Aim of the exercise:
Restate the records below word for word, and omit the images they hold.

— BEGIN Provided entries —

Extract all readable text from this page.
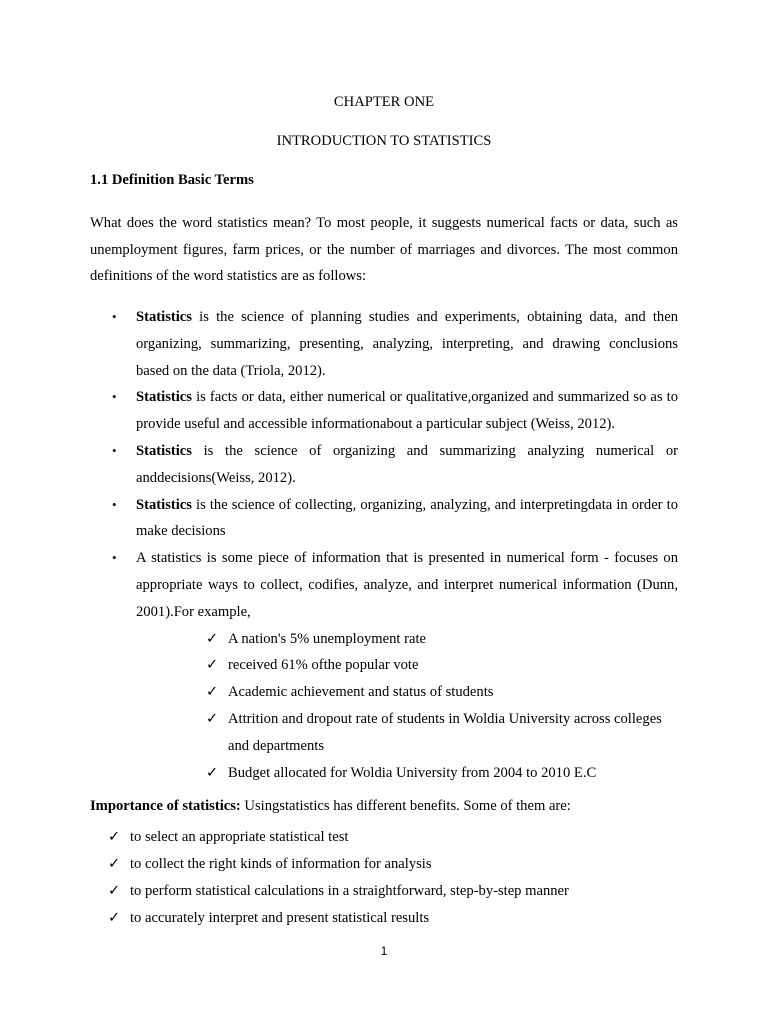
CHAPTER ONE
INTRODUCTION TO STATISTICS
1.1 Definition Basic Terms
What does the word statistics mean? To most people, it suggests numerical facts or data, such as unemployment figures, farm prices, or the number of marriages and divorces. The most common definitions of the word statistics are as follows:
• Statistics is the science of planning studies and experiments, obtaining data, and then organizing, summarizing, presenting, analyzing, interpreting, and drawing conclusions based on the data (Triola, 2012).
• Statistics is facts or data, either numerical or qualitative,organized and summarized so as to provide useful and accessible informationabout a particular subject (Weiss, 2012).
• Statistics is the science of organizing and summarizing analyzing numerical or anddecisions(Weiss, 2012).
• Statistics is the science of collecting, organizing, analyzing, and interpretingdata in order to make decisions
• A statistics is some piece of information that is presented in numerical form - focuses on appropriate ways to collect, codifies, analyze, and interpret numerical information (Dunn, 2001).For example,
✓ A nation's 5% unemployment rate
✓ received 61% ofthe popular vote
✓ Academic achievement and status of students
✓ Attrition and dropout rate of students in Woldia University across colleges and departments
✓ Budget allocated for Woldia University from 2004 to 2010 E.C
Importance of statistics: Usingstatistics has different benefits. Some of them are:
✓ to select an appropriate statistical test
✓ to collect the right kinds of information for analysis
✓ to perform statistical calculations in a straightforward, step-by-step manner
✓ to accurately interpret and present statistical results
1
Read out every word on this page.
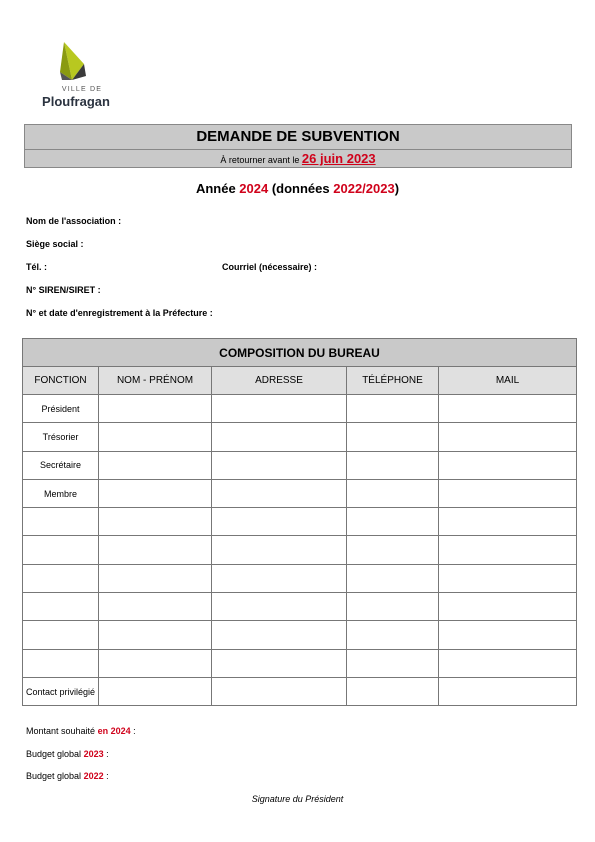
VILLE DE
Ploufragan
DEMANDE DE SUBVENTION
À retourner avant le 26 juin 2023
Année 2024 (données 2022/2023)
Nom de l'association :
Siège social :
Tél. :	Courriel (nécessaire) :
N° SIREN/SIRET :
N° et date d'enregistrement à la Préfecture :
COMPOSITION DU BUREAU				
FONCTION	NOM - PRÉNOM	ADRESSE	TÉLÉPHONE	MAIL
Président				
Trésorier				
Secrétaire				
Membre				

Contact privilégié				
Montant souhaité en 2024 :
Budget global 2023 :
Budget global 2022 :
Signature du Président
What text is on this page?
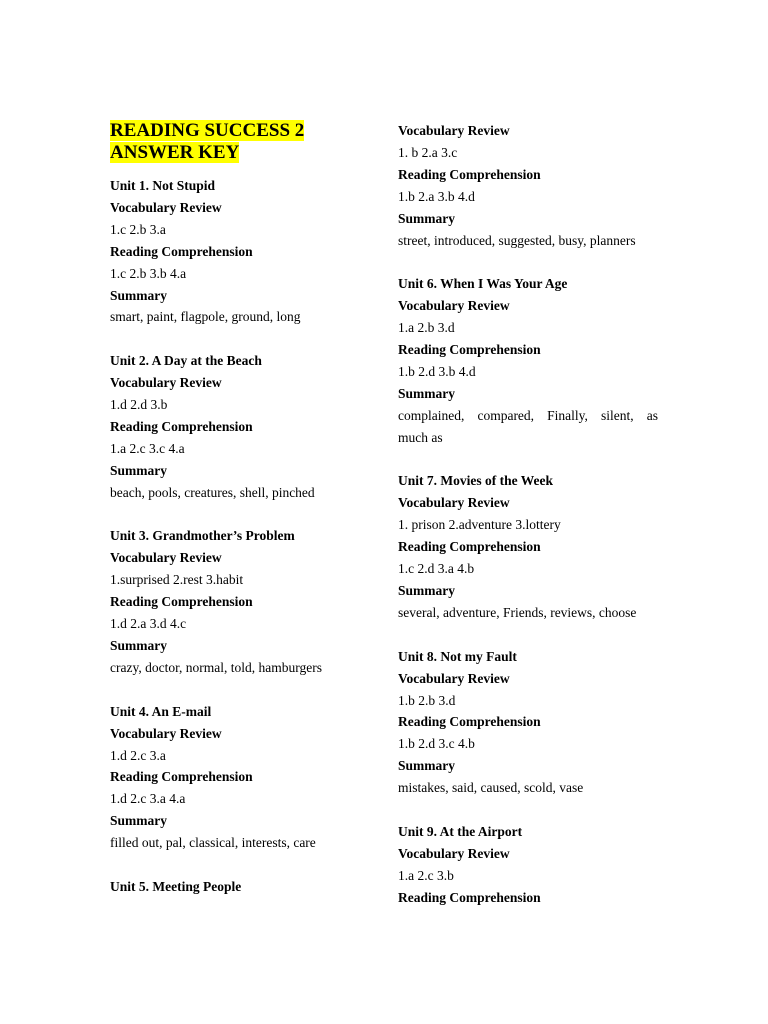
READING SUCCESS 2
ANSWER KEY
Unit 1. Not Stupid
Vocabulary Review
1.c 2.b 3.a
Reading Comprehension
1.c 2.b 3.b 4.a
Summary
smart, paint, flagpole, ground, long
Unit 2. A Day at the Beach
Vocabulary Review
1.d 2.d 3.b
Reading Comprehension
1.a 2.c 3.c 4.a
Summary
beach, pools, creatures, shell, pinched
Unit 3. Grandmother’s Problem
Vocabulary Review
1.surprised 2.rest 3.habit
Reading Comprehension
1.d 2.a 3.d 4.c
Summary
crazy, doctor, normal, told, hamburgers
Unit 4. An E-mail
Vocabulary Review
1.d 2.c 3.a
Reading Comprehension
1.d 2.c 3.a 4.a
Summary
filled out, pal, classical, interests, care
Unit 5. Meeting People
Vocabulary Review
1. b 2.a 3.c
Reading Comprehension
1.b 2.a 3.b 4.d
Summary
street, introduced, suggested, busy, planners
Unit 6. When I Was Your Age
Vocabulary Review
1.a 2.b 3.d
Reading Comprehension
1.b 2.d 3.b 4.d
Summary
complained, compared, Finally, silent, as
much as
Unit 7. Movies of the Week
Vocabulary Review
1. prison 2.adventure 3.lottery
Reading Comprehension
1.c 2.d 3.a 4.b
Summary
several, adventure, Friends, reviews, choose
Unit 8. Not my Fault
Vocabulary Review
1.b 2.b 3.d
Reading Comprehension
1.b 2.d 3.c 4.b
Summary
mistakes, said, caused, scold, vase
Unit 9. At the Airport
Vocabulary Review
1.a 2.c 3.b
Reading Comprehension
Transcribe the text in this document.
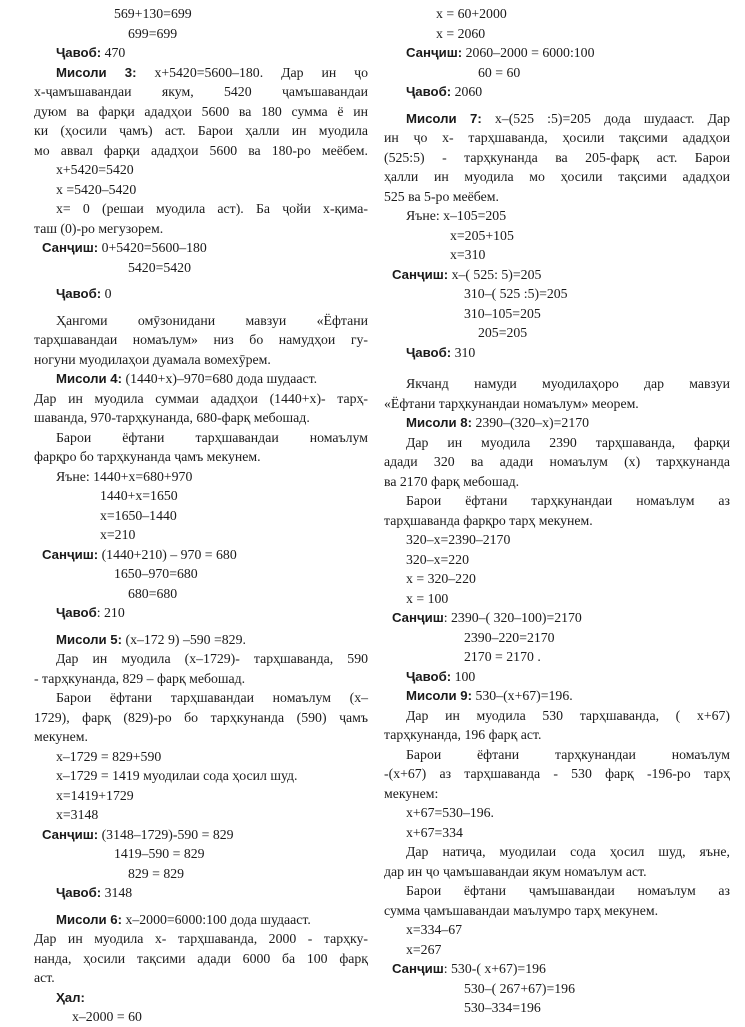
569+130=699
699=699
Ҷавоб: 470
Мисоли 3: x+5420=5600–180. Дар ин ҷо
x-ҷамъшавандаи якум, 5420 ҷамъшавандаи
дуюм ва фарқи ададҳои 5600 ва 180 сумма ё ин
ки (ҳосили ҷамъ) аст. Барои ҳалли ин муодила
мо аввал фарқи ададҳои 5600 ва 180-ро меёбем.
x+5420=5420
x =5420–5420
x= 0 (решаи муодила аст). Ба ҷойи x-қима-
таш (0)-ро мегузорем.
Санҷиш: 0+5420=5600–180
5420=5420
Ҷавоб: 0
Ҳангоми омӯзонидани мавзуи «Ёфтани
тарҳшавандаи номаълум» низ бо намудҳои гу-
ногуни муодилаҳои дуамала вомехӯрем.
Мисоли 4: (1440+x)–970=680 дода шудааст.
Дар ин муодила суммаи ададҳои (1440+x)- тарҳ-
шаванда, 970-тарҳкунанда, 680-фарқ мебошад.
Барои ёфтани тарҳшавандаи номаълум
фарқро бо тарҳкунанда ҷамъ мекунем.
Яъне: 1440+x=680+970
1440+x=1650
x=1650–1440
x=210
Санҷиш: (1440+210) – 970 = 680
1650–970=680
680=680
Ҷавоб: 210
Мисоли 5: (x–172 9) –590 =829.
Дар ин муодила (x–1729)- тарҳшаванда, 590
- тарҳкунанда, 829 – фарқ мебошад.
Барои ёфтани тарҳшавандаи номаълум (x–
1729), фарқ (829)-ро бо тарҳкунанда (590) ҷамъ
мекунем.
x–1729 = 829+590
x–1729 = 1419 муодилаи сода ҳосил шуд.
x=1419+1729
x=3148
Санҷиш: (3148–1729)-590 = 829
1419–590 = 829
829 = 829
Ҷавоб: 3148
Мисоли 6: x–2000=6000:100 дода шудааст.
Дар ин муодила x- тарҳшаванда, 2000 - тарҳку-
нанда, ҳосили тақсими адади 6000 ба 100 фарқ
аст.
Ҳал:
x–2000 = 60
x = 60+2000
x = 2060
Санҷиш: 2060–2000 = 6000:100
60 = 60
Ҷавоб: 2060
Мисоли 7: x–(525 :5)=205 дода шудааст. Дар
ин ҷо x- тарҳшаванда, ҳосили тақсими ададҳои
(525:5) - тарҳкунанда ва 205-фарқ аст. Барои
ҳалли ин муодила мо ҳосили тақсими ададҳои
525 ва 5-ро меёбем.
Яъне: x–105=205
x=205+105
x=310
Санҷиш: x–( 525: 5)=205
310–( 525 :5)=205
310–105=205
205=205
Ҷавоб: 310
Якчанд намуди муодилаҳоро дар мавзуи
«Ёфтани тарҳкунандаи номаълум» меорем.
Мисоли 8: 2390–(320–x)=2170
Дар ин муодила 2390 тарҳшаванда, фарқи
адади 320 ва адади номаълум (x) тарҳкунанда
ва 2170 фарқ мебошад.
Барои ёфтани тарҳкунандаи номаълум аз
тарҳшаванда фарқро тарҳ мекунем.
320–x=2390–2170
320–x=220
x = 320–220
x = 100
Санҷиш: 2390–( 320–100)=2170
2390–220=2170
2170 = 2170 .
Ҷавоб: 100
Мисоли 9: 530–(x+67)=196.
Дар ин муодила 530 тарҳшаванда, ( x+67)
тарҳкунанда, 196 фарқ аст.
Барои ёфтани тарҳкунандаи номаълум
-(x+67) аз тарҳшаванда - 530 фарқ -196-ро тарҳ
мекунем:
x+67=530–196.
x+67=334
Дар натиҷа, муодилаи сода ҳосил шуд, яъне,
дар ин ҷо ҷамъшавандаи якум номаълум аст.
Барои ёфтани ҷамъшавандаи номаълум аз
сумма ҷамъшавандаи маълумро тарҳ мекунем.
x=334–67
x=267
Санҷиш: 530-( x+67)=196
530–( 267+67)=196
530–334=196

— END Provided entries —

Reply to the exercise:
Extract all readable text from this page.
CHAPTER ONE
INTRODUCTION TO STATISTICS
1.1 Definition Basic Terms
What does the word statistics mean? To most people, it suggests numerical facts or data, such as unemployment figures, farm prices, or the number of marriages and divorces. The most common definitions of the word statistics are as follows:
• Statistics is the science of planning studies and experiments, obtaining data, and then organizing, summarizing, presenting, analyzing, interpreting, and drawing conclusions based on the data (Triola, 2012).
• Statistics is facts or data, either numerical or qualitative,organized and summarized so as to provide useful and accessible informationabout a particular subject (Weiss, 2012).
• Statistics is the science of organizing and summarizing analyzing numerical or anddecisions(Weiss, 2012).
• Statistics is the science of collecting, organizing, analyzing, and interpretingdata in order to make decisions
• A statistics is some piece of information that is presented in numerical form - focuses on appropriate ways to collect, codifies, analyze, and interpret numerical information (Dunn, 2001).For example,
✓ A nation's 5% unemployment rate
✓ received 61% ofthe popular vote
✓ Academic achievement and status of students
✓ Attrition and dropout rate of students in Woldia University across colleges and departments
✓ Budget allocated for Woldia University from 2004 to 2010 E.C
Importance of statistics: Usingstatistics has different benefits. Some of them are:
✓ to select an appropriate statistical test
✓ to collect the right kinds of information for analysis
✓ to perform statistical calculations in a straightforward, step-by-step manner
✓ to accurately interpret and present statistical results
1
Read out every word on this page.
VILLE DE
Ploufragan
DEMANDE DE SUBVENTION
À retourner avant le 26 juin 2023
Année 2024 (données 2022/2023)
Nom de l'association :
Siège social :
Tél. :	Courriel (nécessaire) :
N° SIREN/SIRET :
N° et date d'enregistrement à la Préfecture :
COMPOSITION DU BUREAU				
FONCTION	NOM - PRÉNOM	ADRESSE	TÉLÉPHONE	MAIL
Président				
Trésorier				
Secrétaire				
Membre				

Contact privilégié				
Montant souhaité en 2024 :
Budget global 2023 :
Budget global 2022 :
Signature du Président
What text is on this page?
READING SUCCESS 2
ANSWER KEY
Unit 1. Not Stupid
Vocabulary Review
1.c 2.b 3.a
Reading Comprehension
1.c 2.b 3.b 4.a
Summary
smart, paint, flagpole, ground, long
Unit 2. A Day at the Beach
Vocabulary Review
1.d 2.d 3.b
Reading Comprehension
1.a 2.c 3.c 4.a
Summary
beach, pools, creatures, shell, pinched
Unit 3. Grandmother’s Problem
Vocabulary Review
1.surprised 2.rest 3.habit
Reading Comprehension
1.d 2.a 3.d 4.c
Summary
crazy, doctor, normal, told, hamburgers
Unit 4. An E-mail
Vocabulary Review
1.d 2.c 3.a
Reading Comprehension
1.d 2.c 3.a 4.a
Summary
filled out, pal, classical, interests, care
Unit 5. Meeting People
Vocabulary Review
1. b 2.a 3.c
Reading Comprehension
1.b 2.a 3.b 4.d
Summary
street, introduced, suggested, busy, planners
Unit 6. When I Was Your Age
Vocabulary Review
1.a 2.b 3.d
Reading Comprehension
1.b 2.d 3.b 4.d
Summary
complained, compared, Finally, silent, as
much as
Unit 7. Movies of the Week
Vocabulary Review
1. prison 2.adventure 3.lottery
Reading Comprehension
1.c 2.d 3.a 4.b
Summary
several, adventure, Friends, reviews, choose
Unit 8. Not my Fault
Vocabulary Review
1.b 2.b 3.d
Reading Comprehension
1.b 2.d 3.c 4.b
Summary
mistakes, said, caused, scold, vase
Unit 9. At the Airport
Vocabulary Review
1.a 2.c 3.b
Reading Comprehension
Transcribe the text in this document.
569+130=699
699=699
Ҷавоб: 470
Мисоли 3: x+5420=5600–180. Дар ин ҷо
x-ҷамъшавандаи якум, 5420 ҷамъшавандаи
дуюм ва фарқи ададҳои 5600 ва 180 сумма ё ин
ки (ҳосили ҷамъ) аст. Барои ҳалли ин муодила
мо аввал фарқи ададҳои 5600 ва 180-ро меёбем.
x+5420=5420
x =5420–5420
x= 0 (решаи муодила аст). Ба ҷойи x-қима-
таш (0)-ро мегузорем.
Санҷиш: 0+5420=5600–180
5420=5420
Ҷавоб: 0
Ҳангоми омӯзонидани мавзуи «Ёфтани
тарҳшавандаи номаълум» низ бо намудҳои гу-
ногуни муодилаҳои дуамала вомехӯрем.
Мисоли 4: (1440+x)–970=680 дода шудааст.
Дар ин муодила суммаи ададҳои (1440+x)- тарҳ-
шаванда, 970-тарҳкунанда, 680-фарқ мебошад.
Барои ёфтани тарҳшавандаи номаълум
фарқро бо тарҳкунанда ҷамъ мекунем.
Яъне: 1440+x=680+970
1440+x=1650
x=1650–1440
x=210
Санҷиш: (1440+210) – 970 = 680
1650–970=680
680=680
Ҷавоб: 210
Мисоли 5: (x–172 9) –590 =829.
Дар ин муодила (x–1729)- тарҳшаванда, 590
- тарҳкунанда, 829 – фарқ мебошад.
Барои ёфтани тарҳшавандаи номаълум (x–
1729), фарқ (829)-ро бо тарҳкунанда (590) ҷамъ
мекунем.
x–1729 = 829+590
x–1729 = 1419 муодилаи сода ҳосил шуд.
x=1419+1729
x=3148
Санҷиш: (3148–1729)-590 = 829
1419–590 = 829
829 = 829
Ҷавоб: 3148
Мисоли 6: x–2000=6000:100 дода шудааст.
Дар ин муодила x- тарҳшаванда, 2000 - тарҳку-
нанда, ҳосили тақсими адади 6000 ба 100 фарқ
аст.
Ҳал:
x–2000 = 60
x = 60+2000
x = 2060
Санҷиш: 2060–2000 = 6000:100
60 = 60
Ҷавоб: 2060
Мисоли 7: x–(525 :5)=205 дода шудааст. Дар
ин ҷо x- тарҳшаванда, ҳосили тақсими ададҳои
(525:5) - тарҳкунанда ва 205-фарқ аст. Барои
ҳалли ин муодила мо ҳосили тақсими ададҳои
525 ва 5-ро меёбем.
Яъне: x–105=205
x=205+105
x=310
Санҷиш: x–( 525: 5)=205
310–( 525 :5)=205
310–105=205
205=205
Ҷавоб: 310
Якчанд намуди муодилаҳоро дар мавзуи
«Ёфтани тарҳкунандаи номаълум» меорем.
Мисоли 8: 2390–(320–x)=2170
Дар ин муодила 2390 тарҳшаванда, фарқи
адади 320 ва адади номаълум (x) тарҳкунанда
ва 2170 фарқ мебошад.
Барои ёфтани тарҳкунандаи номаълум аз
тарҳшаванда фарқро тарҳ мекунем.
320–x=2390–2170
320–x=220
x = 320–220
x = 100
Санҷиш: 2390–( 320–100)=2170
2390–220=2170
2170 = 2170 .
Ҷавоб: 100
Мисоли 9: 530–(x+67)=196.
Дар ин муодила 530 тарҳшаванда, ( x+67)
тарҳкунанда, 196 фарқ аст.
Барои ёфтани тарҳкунандаи номаълум
-(x+67) аз тарҳшаванда - 530 фарқ -196-ро тарҳ
мекунем:
x+67=530–196.
x+67=334
Дар натиҷа, муодилаи сода ҳосил шуд, яъне,
дар ин ҷо ҷамъшавандаи якум номаълум аст.
Барои ёфтани ҷамъшавандаи номаълум аз
сумма ҷамъшавандаи маълумро тарҳ мекунем.
x=334–67
x=267
Санҷиш: 530-( x+67)=196
530–( 267+67)=196
530–334=196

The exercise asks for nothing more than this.